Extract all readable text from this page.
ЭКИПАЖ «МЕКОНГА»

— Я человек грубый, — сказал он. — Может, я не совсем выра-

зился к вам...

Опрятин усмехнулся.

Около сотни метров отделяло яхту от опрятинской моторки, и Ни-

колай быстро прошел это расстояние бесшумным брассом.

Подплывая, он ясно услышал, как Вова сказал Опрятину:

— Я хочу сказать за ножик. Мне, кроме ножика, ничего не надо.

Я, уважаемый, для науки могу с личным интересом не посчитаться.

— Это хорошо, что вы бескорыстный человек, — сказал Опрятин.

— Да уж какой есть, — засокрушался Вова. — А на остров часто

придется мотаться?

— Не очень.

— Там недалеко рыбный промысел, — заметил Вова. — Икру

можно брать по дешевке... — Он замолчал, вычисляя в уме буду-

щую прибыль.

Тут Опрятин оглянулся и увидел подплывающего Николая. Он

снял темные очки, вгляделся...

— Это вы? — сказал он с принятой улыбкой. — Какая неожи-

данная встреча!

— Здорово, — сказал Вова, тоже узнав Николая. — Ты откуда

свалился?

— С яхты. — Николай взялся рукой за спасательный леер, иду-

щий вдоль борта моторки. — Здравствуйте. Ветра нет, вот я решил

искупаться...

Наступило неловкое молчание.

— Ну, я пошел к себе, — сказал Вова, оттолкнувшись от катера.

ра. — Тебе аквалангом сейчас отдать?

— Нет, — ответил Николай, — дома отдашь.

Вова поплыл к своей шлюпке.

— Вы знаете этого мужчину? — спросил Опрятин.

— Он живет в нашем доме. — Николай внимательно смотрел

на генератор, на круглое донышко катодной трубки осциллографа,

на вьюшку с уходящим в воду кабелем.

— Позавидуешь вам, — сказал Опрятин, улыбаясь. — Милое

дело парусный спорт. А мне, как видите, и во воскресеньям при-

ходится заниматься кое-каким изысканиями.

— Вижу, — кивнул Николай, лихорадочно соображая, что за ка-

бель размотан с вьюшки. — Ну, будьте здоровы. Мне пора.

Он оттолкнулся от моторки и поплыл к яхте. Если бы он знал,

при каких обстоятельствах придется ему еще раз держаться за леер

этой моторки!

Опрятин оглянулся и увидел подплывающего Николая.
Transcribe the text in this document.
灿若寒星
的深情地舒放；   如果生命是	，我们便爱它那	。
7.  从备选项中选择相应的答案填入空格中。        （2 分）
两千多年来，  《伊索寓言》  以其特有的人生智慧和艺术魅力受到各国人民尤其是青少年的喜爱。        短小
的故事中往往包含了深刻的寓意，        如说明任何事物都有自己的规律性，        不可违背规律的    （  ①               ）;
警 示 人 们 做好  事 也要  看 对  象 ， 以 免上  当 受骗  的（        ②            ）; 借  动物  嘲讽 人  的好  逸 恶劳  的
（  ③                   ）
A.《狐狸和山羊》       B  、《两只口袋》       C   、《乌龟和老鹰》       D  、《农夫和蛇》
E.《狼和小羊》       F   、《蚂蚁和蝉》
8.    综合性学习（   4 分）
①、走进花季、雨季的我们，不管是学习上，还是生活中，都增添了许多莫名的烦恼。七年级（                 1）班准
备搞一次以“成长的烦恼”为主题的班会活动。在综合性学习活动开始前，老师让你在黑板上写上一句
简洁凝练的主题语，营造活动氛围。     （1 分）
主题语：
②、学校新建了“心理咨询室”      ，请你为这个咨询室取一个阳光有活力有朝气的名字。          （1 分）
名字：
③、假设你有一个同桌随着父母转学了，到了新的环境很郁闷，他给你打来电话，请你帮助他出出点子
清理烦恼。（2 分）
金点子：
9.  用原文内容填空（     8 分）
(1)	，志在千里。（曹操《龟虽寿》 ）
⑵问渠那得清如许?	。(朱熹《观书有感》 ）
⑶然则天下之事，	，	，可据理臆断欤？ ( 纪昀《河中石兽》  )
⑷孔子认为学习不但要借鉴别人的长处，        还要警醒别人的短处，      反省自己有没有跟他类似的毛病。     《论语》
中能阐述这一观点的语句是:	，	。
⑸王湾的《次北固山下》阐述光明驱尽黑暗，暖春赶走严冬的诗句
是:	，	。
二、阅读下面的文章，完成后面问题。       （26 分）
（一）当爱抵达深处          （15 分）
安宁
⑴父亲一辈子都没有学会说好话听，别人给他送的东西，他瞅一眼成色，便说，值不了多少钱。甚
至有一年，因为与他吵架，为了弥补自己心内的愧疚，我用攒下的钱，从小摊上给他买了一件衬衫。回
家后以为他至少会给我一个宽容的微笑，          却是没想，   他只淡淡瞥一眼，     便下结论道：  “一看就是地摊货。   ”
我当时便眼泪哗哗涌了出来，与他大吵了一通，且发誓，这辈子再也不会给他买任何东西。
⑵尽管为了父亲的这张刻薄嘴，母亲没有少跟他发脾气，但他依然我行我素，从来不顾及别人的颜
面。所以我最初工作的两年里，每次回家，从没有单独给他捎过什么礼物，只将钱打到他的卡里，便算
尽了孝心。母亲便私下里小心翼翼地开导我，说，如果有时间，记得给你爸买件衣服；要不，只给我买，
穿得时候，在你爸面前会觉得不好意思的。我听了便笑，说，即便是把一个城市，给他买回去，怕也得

* STATED TASK
Go through the listing and print each line exactly as it appears.

* SOLUTION FOR THIS EXERCISE
Extract all readable text from this page.
ЭКИПАЖ «МЕКОНГА»

— Я человек грубый, — сказал он. — Может, я не совсем выра-

зился к вам...

Опрятин усмехнулся.

Около сотни метров отделяло яхту от опрятинской моторки, и Ни-

колай быстро прошел это расстояние бесшумным брассом.

Подплывая, он ясно услышал, как Вова сказал Опрятину:

— Я хочу сказать за ножик. Мне, кроме ножика, ничего не надо.

Я, уважаемый, для науки могу с личным интересом не посчитаться.

— Это хорошо, что вы бескорыстный человек, — сказал Опрятин.

— Да уж какой есть, — засокрушался Вова. — А на остров часто

придется мотаться?

— Не очень.

— Там недалеко рыбный промысел, — заметил Вова. — Икру

можно брать по дешевке... — Он замолчал, вычисляя в уме буду-

щую прибыль.

Тут Опрятин оглянулся и увидел подплывающего Николая. Он

снял темные очки, вгляделся...

— Это вы? — сказал он с принятой улыбкой. — Какая неожи-

данная встреча!

— Здорово, — сказал Вова, тоже узнав Николая. — Ты откуда

свалился?

— С яхты. — Николай взялся рукой за спасательный леер, иду-

щий вдоль борта моторки. — Здравствуйте. Ветра нет, вот я решил

искупаться...

Наступило неловкое молчание.

— Ну, я пошел к себе, — сказал Вова, оттолкнувшись от катера.

ра. — Тебе аквалангом сейчас отдать?

— Нет, — ответил Николай, — дома отдашь.

Вова поплыл к своей шлюпке.

— Вы знаете этого мужчину? — спросил Опрятин.

— Он живет в нашем доме. — Николай внимательно смотрел

на генератор, на круглое донышко катодной трубки осциллографа,

на вьюшку с уходящим в воду кабелем.

— Позавидуешь вам, — сказал Опрятин, улыбаясь. — Милое

дело парусный спорт. А мне, как видите, и во воскресеньям при-

ходится заниматься кое-каким изысканиями.

— Вижу, — кивнул Николай, лихорадочно соображая, что за ка-

бель размотан с вьюшки. — Ну, будьте здоровы. Мне пора.

Он оттолкнулся от моторки и поплыл к яхте. Если бы он знал,

при каких обстоятельствах придется ему еще раз держаться за леер

этой моторки!

Опрятин оглянулся и увидел подплывающего Николая.
Transcribe the text in this document.
灿若寒星
的深情地舒放；   如果生命是	，我们便爱它那	。
7.  从备选项中选择相应的答案填入空格中。        （2 分）
两千多年来，  《伊索寓言》  以其特有的人生智慧和艺术魅力受到各国人民尤其是青少年的喜爱。        短小
的故事中往往包含了深刻的寓意，        如说明任何事物都有自己的规律性，        不可违背规律的    （  ①               ）;
警 示 人 们 做好  事 也要  看 对  象 ， 以 免上  当 受骗  的（        ②            ）; 借  动物  嘲讽 人  的好  逸 恶劳  的
（  ③                   ）
A.《狐狸和山羊》       B  、《两只口袋》       C   、《乌龟和老鹰》       D  、《农夫和蛇》
E.《狼和小羊》       F   、《蚂蚁和蝉》
8.    综合性学习（   4 分）
①、走进花季、雨季的我们，不管是学习上，还是生活中，都增添了许多莫名的烦恼。七年级（                 1）班准
备搞一次以“成长的烦恼”为主题的班会活动。在综合性学习活动开始前，老师让你在黑板上写上一句
简洁凝练的主题语，营造活动氛围。     （1 分）
主题语：
②、学校新建了“心理咨询室”      ，请你为这个咨询室取一个阳光有活力有朝气的名字。          （1 分）
名字：
③、假设你有一个同桌随着父母转学了，到了新的环境很郁闷，他给你打来电话，请你帮助他出出点子
清理烦恼。（2 分）
金点子：
9.  用原文内容填空（     8 分）
(1)	，志在千里。（曹操《龟虽寿》 ）
⑵问渠那得清如许?	。(朱熹《观书有感》 ）
⑶然则天下之事，	，	，可据理臆断欤？ ( 纪昀《河中石兽》  )
⑷孔子认为学习不但要借鉴别人的长处，        还要警醒别人的短处，      反省自己有没有跟他类似的毛病。     《论语》
中能阐述这一观点的语句是:	，	。
⑸王湾的《次北固山下》阐述光明驱尽黑暗，暖春赶走严冬的诗句
是:	，	。
二、阅读下面的文章，完成后面问题。       （26 分）
（一）当爱抵达深处          （15 分）
安宁
⑴父亲一辈子都没有学会说好话听，别人给他送的东西，他瞅一眼成色，便说，值不了多少钱。甚
至有一年，因为与他吵架，为了弥补自己心内的愧疚，我用攒下的钱，从小摊上给他买了一件衬衫。回
家后以为他至少会给我一个宽容的微笑，          却是没想，   他只淡淡瞥一眼，     便下结论道：  “一看就是地摊货。   ”
我当时便眼泪哗哗涌了出来，与他大吵了一通，且发誓，这辈子再也不会给他买任何东西。
⑵尽管为了父亲的这张刻薄嘴，母亲没有少跟他发脾气，但他依然我行我素，从来不顾及别人的颜
面。所以我最初工作的两年里，每次回家，从没有单独给他捎过什么礼物，只将钱打到他的卡里，便算
尽了孝心。母亲便私下里小心翼翼地开导我，说，如果有时间，记得给你爸买件衣服；要不，只给我买，
穿得时候，在你爸面前会觉得不好意思的。我听了便笑，说，即便是把一个城市，给他买回去，怕也得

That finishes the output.